The records:
+ + + +

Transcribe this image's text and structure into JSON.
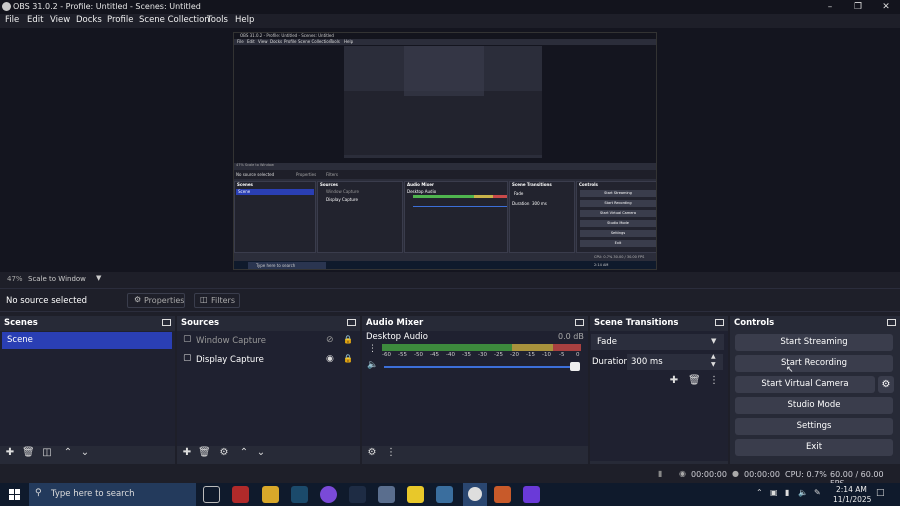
{
  "window": {
    "title": "OBS 31.0.2 - Profile: Untitled - Scenes: Untitled"
  },
  "menu": [
    "File",
    "Edit",
    "View",
    "Docks",
    "Profile",
    "Scene Collection",
    "Tools",
    "Help"
  ],
  "preview": {
    "zoom": "47%",
    "scale_mode": "Scale to Window",
    "mini_title": "OBS 31.0.2 - Profile: Untitled - Scenes: Untitled",
    "mini_menu": [
      "File",
      "Edit",
      "View",
      "Docks",
      "Profile",
      "Scene Collection",
      "Tools",
      "Help"
    ],
    "mini_no_source": "No source selected",
    "mini_properties": "Properties",
    "mini_filters": "Filters",
    "mini_docks": [
      "Scenes",
      "Sources",
      "Audio Mixer",
      "Scene Transitions",
      "Controls"
    ],
    "mini_scene": "Scene",
    "mini_sources": [
      "Window Capture",
      "Display Capture"
    ],
    "mini_audio": "Desktop Audio",
    "mini_transition": "Fade",
    "mini_duration_label": "Duration",
    "mini_duration": "300 ms",
    "mini_controls": [
      "Start Streaming",
      "Start Recording",
      "Start Virtual Camera",
      "Studio Mode",
      "Settings",
      "Exit"
    ],
    "mini_search": "Type here to search",
    "mini_status": "CPU: 0.7%   30.00 / 30.00 FPS"
  },
  "source_toolbar": {
    "no_source": "No source selected",
    "properties": "Properties",
    "filters": "Filters"
  },
  "scenes": {
    "title": "Scenes",
    "items": [
      "Scene"
    ]
  },
  "sources": {
    "title": "Sources",
    "items": [
      "Window Capture",
      "Display Capture"
    ]
  },
  "audio_mixer": {
    "title": "Audio Mixer",
    "channel": "Desktop Audio",
    "level": "0.0 dB",
    "ticks": [
      "-60",
      "-55",
      "-50",
      "-45",
      "-40",
      "-35",
      "-30",
      "-25",
      "-20",
      "-15",
      "-10",
      "-5",
      "0"
    ],
    "volume": 1.0
  },
  "transitions": {
    "title": "Scene Transitions",
    "type": "Fade",
    "duration_label": "Duration",
    "duration": "300 ms"
  },
  "controls": {
    "title": "Controls",
    "start_streaming": "Start Streaming",
    "start_recording": "Start Recording",
    "start_virtual_camera": "Start Virtual Camera",
    "studio_mode": "Studio Mode",
    "settings": "Settings",
    "exit": "Exit"
  },
  "status": {
    "stream_time": "00:00:00",
    "rec_time": "00:00:00",
    "cpu": "CPU: 0.7%",
    "fps": "60.00 / 60.00 FPS"
  },
  "taskbar": {
    "search_placeholder": "Type here to search",
    "time": "2:14 AM",
    "date": "11/1/2025"
  },
  "colors": {
    "accent": "#2a3fb4",
    "dock_bg": "#272a37",
    "meter_green": "#4fb54f",
    "meter_yellow": "#c9b34a",
    "meter_red": "#c94a4a"
  }
}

+ + + +

Problem: Repeat the entries exactly. Pictures are excluded from the copy.

Correct result:
Transcribe this image's text and structure into JSON.
{
  "window": {
    "title": "OBS 31.0.2 - Profile: Untitled - Scenes: Untitled"
  },
  "menu": [
    "File",
    "Edit",
    "View",
    "Docks",
    "Profile",
    "Scene Collection",
    "Tools",
    "Help"
  ],
  "preview": {
    "zoom": "47%",
    "scale_mode": "Scale to Window",
    "mini_title": "OBS 31.0.2 - Profile: Untitled - Scenes: Untitled",
    "mini_menu": [
      "File",
      "Edit",
      "View",
      "Docks",
      "Profile",
      "Scene Collection",
      "Tools",
      "Help"
    ],
    "mini_no_source": "No source selected",
    "mini_properties": "Properties",
    "mini_filters": "Filters",
    "mini_docks": [
      "Scenes",
      "Sources",
      "Audio Mixer",
      "Scene Transitions",
      "Controls"
    ],
    "mini_scene": "Scene",
    "mini_sources": [
      "Window Capture",
      "Display Capture"
    ],
    "mini_audio": "Desktop Audio",
    "mini_transition": "Fade",
    "mini_duration_label": "Duration",
    "mini_duration": "300 ms",
    "mini_controls": [
      "Start Streaming",
      "Start Recording",
      "Start Virtual Camera",
      "Studio Mode",
      "Settings",
      "Exit"
    ],
    "mini_search": "Type here to search",
    "mini_status": "CPU: 0.7%   30.00 / 30.00 FPS"
  },
  "source_toolbar": {
    "no_source": "No source selected",
    "properties": "Properties",
    "filters": "Filters"
  },
  "scenes": {
    "title": "Scenes",
    "items": [
      "Scene"
    ]
  },
  "sources": {
    "title": "Sources",
    "items": [
      "Window Capture",
      "Display Capture"
    ]
  },
  "audio_mixer": {
    "title": "Audio Mixer",
    "channel": "Desktop Audio",
    "level": "0.0 dB",
    "ticks": [
      "-60",
      "-55",
      "-50",
      "-45",
      "-40",
      "-35",
      "-30",
      "-25",
      "-20",
      "-15",
      "-10",
      "-5",
      "0"
    ],
    "volume": 1.0
  },
  "transitions": {
    "title": "Scene Transitions",
    "type": "Fade",
    "duration_label": "Duration",
    "duration": "300 ms"
  },
  "controls": {
    "title": "Controls",
    "start_streaming": "Start Streaming",
    "start_recording": "Start Recording",
    "start_virtual_camera": "Start Virtual Camera",
    "studio_mode": "Studio Mode",
    "settings": "Settings",
    "exit": "Exit"
  },
  "status": {
    "stream_time": "00:00:00",
    "rec_time": "00:00:00",
    "cpu": "CPU: 0.7%",
    "fps": "60.00 / 60.00 FPS"
  },
  "taskbar": {
    "search_placeholder": "Type here to search",
    "time": "2:14 AM",
    "date": "11/1/2025"
  },
  "colors": {
    "accent": "#2a3fb4",
    "dock_bg": "#272a37",
    "meter_green": "#4fb54f",
    "meter_yellow": "#c9b34a",
    "meter_red": "#c94a4a"
  }
}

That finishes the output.